Dataset excerpt:

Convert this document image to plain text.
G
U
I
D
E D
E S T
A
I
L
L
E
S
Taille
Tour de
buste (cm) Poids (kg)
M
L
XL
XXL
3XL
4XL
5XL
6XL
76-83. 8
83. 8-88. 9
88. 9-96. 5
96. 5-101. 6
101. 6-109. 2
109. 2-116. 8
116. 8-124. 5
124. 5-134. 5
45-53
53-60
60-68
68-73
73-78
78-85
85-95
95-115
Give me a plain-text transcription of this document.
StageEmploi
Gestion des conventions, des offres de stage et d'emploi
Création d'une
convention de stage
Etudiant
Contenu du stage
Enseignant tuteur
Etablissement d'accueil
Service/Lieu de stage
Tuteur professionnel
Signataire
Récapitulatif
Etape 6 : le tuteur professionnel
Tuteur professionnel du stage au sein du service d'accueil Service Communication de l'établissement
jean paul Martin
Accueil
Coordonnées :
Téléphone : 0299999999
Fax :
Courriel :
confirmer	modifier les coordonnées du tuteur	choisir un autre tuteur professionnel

▶ [Problem requirements] Restate the data above word for word, please.

▶ [Solution to the exercise]
Convert this document image to plain text.
G
U
I
D
E D
E S T
A
I
L
L
E
S
Taille
Tour de
buste (cm) Poids (kg)
M
L
XL
XXL
3XL
4XL
5XL
6XL
76-83. 8
83. 8-88. 9
88. 9-96. 5
96. 5-101. 6
101. 6-109. 2
109. 2-116. 8
116. 8-124. 5
124. 5-134. 5
45-53
53-60
60-68
68-73
73-78
78-85
85-95
95-115
Give me a plain-text transcription of this document.
StageEmploi
Gestion des conventions, des offres de stage et d'emploi
Création d'une
convention de stage
Etudiant
Contenu du stage
Enseignant tuteur
Etablissement d'accueil
Service/Lieu de stage
Tuteur professionnel
Signataire
Récapitulatif
Etape 6 : le tuteur professionnel
Tuteur professionnel du stage au sein du service d'accueil Service Communication de l'établissement
jean paul Martin
Accueil
Coordonnées :
Téléphone : 0299999999
Fax :
Courriel :
confirmer	modifier les coordonnées du tuteur	choisir un autre tuteur professionnel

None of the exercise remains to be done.